Aim: Go through the data below and gather each line containing "structured".

Given entries:
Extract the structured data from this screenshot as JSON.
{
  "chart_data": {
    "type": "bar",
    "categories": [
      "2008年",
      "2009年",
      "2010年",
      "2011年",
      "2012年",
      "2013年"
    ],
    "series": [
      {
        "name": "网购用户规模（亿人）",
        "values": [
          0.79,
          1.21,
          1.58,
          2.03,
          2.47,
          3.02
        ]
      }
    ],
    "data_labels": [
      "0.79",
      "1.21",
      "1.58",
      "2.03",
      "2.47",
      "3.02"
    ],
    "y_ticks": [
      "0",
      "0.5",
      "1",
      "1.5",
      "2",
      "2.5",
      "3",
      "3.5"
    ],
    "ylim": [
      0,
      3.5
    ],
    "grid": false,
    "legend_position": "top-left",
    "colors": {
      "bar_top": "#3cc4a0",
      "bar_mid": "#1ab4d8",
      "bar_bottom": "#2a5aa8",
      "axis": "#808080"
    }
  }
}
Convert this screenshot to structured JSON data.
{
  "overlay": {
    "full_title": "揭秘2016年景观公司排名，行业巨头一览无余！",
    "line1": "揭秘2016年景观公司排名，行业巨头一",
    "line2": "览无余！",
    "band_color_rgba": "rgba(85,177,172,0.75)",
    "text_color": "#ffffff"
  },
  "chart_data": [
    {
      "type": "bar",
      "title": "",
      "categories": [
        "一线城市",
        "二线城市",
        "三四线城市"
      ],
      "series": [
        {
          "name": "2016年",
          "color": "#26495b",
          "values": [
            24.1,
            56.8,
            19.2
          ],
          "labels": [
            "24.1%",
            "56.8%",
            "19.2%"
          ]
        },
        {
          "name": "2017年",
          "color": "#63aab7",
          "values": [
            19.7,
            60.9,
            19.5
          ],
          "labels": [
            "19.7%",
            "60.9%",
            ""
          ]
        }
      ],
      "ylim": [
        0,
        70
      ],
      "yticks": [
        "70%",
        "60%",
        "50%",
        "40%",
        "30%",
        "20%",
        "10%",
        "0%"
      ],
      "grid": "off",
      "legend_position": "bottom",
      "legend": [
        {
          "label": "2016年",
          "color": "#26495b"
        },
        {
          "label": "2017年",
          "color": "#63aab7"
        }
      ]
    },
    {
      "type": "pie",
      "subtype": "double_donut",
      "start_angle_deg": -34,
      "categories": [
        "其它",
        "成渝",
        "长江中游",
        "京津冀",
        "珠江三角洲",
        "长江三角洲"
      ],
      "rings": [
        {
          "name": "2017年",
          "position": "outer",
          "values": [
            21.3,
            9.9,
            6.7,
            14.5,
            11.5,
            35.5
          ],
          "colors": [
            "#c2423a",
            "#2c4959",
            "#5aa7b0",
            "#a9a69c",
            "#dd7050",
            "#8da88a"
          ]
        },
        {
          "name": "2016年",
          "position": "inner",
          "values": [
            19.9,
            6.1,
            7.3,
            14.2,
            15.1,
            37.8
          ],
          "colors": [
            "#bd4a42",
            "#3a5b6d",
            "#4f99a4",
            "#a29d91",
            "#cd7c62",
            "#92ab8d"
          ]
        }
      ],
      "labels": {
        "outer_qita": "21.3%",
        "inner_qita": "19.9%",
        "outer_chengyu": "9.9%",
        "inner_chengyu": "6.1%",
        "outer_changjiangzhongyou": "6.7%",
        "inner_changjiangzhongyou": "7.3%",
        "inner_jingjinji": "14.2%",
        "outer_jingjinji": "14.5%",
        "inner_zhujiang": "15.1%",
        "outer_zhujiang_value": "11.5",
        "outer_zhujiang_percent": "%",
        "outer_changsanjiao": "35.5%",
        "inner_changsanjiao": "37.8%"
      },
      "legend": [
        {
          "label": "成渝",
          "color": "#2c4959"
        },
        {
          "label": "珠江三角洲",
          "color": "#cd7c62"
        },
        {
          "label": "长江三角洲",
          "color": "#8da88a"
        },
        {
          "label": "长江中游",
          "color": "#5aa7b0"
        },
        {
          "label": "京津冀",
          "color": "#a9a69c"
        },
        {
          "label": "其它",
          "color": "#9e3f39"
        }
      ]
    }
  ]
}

Exercise answer:
Extract the structured data from this screenshot as JSON.
Convert this screenshot to structured JSON data.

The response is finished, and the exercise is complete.